> **Input**:
/---

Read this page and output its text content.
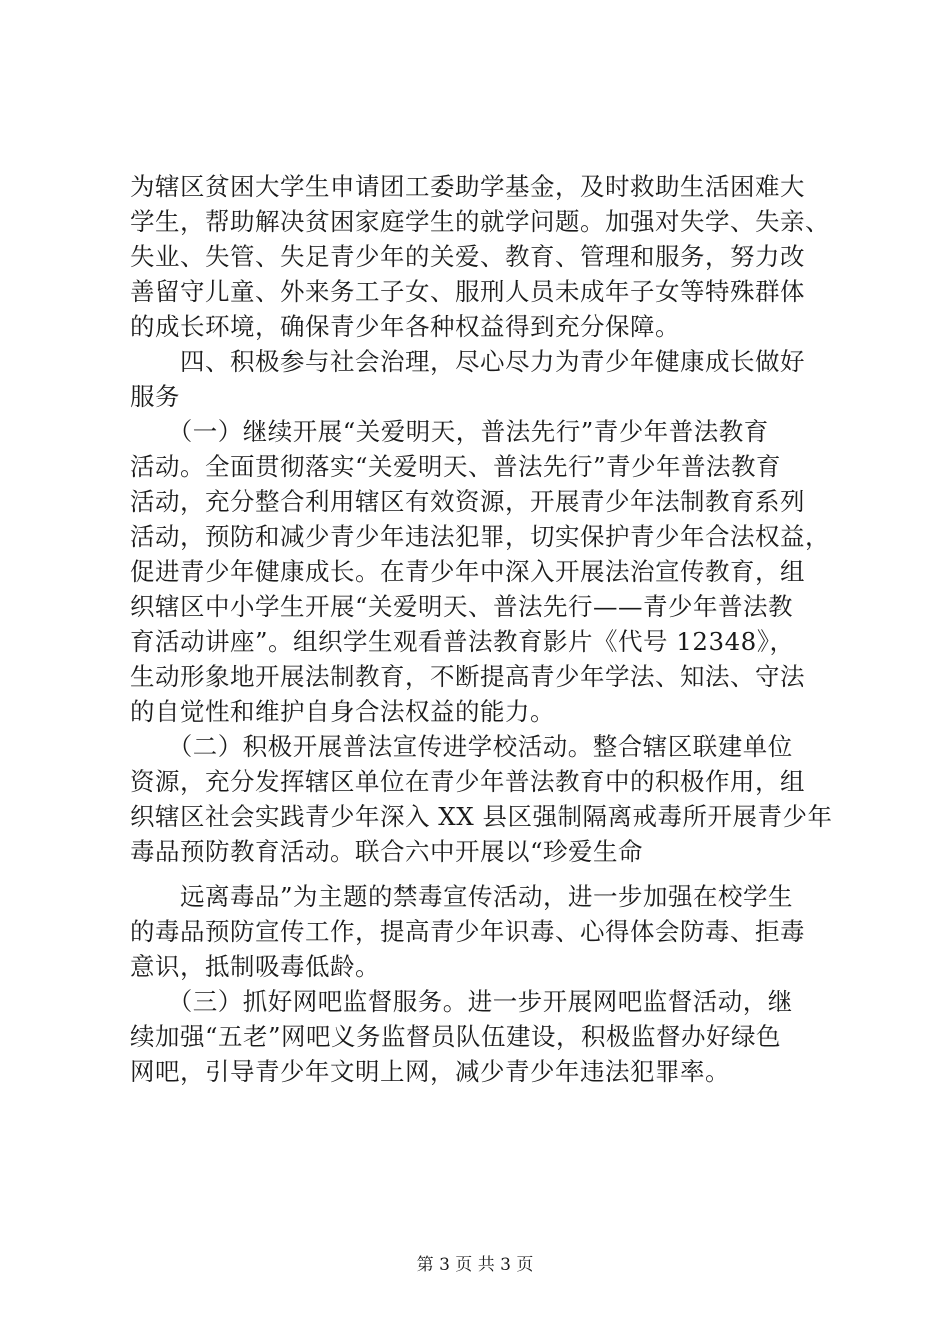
为辖区贫困大学生申请团工委助学基金，及时救助生活困难大
学生，帮助解决贫困家庭学生的就学问题。加强对失学、失亲、
失业、失管、失足青少年的关爱、教育、管理和服务，努力改
善留守儿童、外来务工子女、服刑人员未成年子女等特殊群体
的成长环境，确保青少年各种权益得到充分保障。
　　四、积极参与社会治理，尽心尽力为青少年健康成长做好
服务
　　（一）继续开展“关爱明天，普法先行”青少年普法教育
活动。全面贯彻落实“关爱明天、普法先行”青少年普法教育
活动，充分整合利用辖区有效资源，开展青少年法制教育系列
活动，预防和减少青少年违法犯罪，切实保护青少年合法权益，
促进青少年健康成长。在青少年中深入开展法治宣传教育，组
织辖区中小学生开展“关爱明天、普法先行——青少年普法教
育活动讲座”。组织学生观看普法教育影片《代号 12348》，
生动形象地开展法制教育，不断提高青少年学法、知法、守法
的自觉性和维护自身合法权益的能力。
　　（二）积极开展普法宣传进学校活动。整合辖区联建单位
资源，充分发挥辖区单位在青少年普法教育中的积极作用，组
织辖区社会实践青少年深入 XX 县区强制隔离戒毒所开展青少年
毒品预防教育活动。联合六中开展以“珍爱生命
　　远离毒品”为主题的禁毒宣传活动，进一步加强在校学生
的毒品预防宣传工作，提高青少年识毒、心得体会防毒、拒毒
意识，抵制吸毒低龄。
　　（三）抓好网吧监督服务。进一步开展网吧监督活动，继
续加强“五老”网吧义务监督员队伍建设，积极监督办好绿色
网吧，引导青少年文明上网，减少青少年违法犯罪率。
第 3 页 共 3 页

\---

Copy each line in full and exactly, omitting any picture.

Read this page and output its text content.
为辖区贫困大学生申请团工委助学基金，及时救助生活困难大
学生，帮助解决贫困家庭学生的就学问题。加强对失学、失亲、
失业、失管、失足青少年的关爱、教育、管理和服务，努力改
善留守儿童、外来务工子女、服刑人员未成年子女等特殊群体
的成长环境，确保青少年各种权益得到充分保障。
　　四、积极参与社会治理，尽心尽力为青少年健康成长做好
服务
　　（一）继续开展“关爱明天，普法先行”青少年普法教育
活动。全面贯彻落实“关爱明天、普法先行”青少年普法教育
活动，充分整合利用辖区有效资源，开展青少年法制教育系列
活动，预防和减少青少年违法犯罪，切实保护青少年合法权益，
促进青少年健康成长。在青少年中深入开展法治宣传教育，组
织辖区中小学生开展“关爱明天、普法先行——青少年普法教
育活动讲座”。组织学生观看普法教育影片《代号 12348》，
生动形象地开展法制教育，不断提高青少年学法、知法、守法
的自觉性和维护自身合法权益的能力。
　　（二）积极开展普法宣传进学校活动。整合辖区联建单位
资源，充分发挥辖区单位在青少年普法教育中的积极作用，组
织辖区社会实践青少年深入 XX 县区强制隔离戒毒所开展青少年
毒品预防教育活动。联合六中开展以“珍爱生命
　　远离毒品”为主题的禁毒宣传活动，进一步加强在校学生
的毒品预防宣传工作，提高青少年识毒、心得体会防毒、拒毒
意识，抵制吸毒低龄。
　　（三）抓好网吧监督服务。进一步开展网吧监督活动，继
续加强“五老”网吧义务监督员队伍建设，积极监督办好绿色
网吧，引导青少年文明上网，减少青少年违法犯罪率。
第 3 页 共 3 页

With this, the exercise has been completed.